> Task statement: Work out how many lines contain "продуктов". Reply with the count alone.

## start Dataset

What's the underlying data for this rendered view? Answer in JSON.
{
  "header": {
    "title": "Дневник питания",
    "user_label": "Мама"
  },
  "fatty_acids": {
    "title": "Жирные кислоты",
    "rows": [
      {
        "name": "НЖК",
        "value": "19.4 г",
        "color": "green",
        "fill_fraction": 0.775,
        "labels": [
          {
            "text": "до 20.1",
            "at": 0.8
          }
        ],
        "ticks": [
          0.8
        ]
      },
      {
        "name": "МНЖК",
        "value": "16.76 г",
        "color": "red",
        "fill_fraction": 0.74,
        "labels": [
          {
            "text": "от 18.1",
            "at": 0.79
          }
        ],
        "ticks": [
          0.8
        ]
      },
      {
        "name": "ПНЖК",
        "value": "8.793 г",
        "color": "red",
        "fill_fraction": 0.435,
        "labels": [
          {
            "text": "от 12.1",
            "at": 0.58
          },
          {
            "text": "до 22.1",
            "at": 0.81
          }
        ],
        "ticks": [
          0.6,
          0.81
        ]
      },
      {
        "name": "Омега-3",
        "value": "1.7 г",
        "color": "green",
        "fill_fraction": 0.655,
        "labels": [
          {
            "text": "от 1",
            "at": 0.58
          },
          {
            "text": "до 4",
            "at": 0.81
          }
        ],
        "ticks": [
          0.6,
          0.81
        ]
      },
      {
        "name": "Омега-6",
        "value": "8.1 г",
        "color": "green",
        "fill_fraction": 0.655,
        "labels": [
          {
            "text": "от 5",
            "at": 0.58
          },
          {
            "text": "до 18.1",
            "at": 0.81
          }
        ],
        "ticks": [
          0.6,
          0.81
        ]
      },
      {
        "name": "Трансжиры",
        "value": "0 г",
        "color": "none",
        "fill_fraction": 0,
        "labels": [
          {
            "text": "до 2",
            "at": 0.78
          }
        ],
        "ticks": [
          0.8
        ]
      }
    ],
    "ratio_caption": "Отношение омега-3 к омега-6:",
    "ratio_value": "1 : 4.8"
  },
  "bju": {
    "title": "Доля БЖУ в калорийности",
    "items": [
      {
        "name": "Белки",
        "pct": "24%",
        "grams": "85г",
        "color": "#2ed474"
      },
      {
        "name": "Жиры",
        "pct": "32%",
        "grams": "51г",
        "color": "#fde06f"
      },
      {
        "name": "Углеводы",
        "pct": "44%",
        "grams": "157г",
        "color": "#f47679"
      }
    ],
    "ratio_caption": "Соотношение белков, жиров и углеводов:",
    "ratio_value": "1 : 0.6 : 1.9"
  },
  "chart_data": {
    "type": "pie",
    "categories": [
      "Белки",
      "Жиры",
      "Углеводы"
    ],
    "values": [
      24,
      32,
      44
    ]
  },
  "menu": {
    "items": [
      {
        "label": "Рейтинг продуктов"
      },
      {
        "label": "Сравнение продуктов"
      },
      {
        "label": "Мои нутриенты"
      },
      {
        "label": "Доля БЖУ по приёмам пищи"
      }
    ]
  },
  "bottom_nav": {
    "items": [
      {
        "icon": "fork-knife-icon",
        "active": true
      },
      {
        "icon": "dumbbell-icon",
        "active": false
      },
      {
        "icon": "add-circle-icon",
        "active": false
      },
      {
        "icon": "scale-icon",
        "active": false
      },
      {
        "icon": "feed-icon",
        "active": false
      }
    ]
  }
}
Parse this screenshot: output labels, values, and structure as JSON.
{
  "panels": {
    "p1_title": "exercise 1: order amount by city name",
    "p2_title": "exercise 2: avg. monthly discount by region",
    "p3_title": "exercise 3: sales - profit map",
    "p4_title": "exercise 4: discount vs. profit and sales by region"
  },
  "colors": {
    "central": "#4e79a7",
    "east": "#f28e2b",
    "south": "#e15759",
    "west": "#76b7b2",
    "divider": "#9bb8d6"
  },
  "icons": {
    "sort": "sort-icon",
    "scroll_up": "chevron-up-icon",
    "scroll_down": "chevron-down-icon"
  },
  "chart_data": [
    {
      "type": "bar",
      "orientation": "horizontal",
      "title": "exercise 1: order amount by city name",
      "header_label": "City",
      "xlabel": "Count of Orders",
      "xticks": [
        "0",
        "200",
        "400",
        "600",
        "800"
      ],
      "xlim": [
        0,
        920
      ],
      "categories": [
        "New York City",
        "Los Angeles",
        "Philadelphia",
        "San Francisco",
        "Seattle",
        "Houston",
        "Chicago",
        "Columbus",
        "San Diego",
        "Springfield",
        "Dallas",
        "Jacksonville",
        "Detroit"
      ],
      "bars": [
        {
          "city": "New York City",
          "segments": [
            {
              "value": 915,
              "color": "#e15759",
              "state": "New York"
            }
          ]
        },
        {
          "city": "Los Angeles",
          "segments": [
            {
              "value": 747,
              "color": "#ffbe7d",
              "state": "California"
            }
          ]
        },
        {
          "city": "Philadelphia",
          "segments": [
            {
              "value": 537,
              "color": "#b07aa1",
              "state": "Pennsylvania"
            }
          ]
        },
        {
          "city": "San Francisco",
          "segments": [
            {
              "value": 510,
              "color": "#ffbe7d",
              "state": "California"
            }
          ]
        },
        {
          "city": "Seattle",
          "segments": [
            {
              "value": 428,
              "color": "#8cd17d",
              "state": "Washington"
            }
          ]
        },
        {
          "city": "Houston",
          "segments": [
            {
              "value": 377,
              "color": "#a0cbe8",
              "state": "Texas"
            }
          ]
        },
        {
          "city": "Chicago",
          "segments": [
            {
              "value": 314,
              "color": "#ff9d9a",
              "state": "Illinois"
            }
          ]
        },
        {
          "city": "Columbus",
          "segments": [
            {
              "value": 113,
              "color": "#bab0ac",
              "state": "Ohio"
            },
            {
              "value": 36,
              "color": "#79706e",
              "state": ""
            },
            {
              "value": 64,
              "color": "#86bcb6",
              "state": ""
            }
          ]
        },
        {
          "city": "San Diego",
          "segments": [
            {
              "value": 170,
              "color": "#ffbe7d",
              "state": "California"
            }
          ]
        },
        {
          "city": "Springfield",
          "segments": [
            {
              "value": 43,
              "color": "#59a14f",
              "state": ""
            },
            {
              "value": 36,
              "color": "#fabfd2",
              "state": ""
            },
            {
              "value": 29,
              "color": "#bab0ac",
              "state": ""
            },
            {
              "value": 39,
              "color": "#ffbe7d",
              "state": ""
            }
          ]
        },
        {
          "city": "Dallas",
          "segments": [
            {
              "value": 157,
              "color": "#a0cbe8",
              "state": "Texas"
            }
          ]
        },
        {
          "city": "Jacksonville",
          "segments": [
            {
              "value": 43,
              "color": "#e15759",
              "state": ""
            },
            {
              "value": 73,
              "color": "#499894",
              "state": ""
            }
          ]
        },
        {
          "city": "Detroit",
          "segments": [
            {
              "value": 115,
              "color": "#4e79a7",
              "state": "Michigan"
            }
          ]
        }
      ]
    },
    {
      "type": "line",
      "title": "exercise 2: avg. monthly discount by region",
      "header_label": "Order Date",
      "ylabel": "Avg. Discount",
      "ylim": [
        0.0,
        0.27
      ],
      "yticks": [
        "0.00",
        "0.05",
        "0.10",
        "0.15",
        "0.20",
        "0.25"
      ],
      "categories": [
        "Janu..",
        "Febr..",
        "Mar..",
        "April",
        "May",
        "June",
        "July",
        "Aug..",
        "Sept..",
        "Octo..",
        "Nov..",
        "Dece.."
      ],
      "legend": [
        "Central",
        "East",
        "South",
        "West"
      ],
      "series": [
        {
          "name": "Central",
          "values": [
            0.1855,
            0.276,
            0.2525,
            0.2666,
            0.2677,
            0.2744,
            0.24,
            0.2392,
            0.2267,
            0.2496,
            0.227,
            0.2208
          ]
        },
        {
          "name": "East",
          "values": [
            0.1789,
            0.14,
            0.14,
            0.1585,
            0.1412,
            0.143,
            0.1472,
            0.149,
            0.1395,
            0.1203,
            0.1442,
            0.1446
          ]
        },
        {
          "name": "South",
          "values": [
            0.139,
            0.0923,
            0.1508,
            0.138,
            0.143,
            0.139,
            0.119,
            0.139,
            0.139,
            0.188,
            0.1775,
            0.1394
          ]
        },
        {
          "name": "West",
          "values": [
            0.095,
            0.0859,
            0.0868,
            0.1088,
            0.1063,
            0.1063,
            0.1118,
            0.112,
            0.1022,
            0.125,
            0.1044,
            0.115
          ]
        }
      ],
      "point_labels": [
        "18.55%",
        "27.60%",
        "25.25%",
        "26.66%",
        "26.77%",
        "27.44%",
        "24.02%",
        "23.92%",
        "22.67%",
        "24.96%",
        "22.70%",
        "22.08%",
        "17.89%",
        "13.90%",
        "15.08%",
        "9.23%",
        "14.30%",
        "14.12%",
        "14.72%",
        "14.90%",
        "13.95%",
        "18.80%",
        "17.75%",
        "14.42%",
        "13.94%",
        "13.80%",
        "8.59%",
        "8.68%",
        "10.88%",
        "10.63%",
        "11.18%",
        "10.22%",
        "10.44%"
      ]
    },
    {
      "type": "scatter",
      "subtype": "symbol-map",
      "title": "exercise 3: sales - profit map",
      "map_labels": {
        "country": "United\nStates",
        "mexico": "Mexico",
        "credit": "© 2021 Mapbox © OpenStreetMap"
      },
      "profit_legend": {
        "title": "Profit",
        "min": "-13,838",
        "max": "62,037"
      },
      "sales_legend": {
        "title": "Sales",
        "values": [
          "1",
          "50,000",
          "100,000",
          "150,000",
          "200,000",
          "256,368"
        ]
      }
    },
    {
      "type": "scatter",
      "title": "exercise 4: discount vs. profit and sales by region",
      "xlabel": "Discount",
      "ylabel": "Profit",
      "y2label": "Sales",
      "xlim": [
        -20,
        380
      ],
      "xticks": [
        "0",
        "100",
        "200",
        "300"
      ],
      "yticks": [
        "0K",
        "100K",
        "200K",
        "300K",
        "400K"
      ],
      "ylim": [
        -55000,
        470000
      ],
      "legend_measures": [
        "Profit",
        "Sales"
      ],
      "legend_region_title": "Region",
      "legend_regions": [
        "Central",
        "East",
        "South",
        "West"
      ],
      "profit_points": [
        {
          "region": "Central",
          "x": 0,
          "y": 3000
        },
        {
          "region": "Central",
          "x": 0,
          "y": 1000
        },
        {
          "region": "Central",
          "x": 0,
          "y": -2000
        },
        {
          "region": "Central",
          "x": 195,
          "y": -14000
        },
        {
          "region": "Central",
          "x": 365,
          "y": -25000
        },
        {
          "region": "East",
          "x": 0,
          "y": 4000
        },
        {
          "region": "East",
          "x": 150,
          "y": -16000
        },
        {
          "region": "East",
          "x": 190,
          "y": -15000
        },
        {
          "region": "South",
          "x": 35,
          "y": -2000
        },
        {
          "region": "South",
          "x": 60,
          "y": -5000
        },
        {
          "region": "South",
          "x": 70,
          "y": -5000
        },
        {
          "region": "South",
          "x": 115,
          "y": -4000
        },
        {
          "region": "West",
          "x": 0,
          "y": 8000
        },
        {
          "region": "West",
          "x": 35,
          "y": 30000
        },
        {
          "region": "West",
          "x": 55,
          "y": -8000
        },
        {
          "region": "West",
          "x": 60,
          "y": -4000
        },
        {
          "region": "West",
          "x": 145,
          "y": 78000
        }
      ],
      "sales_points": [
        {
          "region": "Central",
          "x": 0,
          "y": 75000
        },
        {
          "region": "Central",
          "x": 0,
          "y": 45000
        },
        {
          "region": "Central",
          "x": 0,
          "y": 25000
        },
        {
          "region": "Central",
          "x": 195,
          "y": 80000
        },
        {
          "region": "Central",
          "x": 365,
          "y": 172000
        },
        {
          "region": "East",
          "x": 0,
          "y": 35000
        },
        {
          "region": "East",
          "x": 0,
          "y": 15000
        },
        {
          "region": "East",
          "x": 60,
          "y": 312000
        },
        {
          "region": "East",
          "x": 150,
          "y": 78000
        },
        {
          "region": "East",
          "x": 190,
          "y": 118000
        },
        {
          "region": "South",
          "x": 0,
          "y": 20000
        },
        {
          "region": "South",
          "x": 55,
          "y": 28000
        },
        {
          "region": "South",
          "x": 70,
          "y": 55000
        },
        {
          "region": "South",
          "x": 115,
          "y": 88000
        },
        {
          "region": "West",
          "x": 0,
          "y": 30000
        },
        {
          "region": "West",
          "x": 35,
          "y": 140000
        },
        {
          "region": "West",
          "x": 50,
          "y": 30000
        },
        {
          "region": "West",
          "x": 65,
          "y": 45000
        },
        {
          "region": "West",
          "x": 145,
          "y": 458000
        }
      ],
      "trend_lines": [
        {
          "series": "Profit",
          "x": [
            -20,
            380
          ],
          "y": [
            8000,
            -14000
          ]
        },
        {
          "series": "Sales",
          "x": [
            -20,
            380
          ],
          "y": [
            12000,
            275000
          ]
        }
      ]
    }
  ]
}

## end Dataset

> Result: 2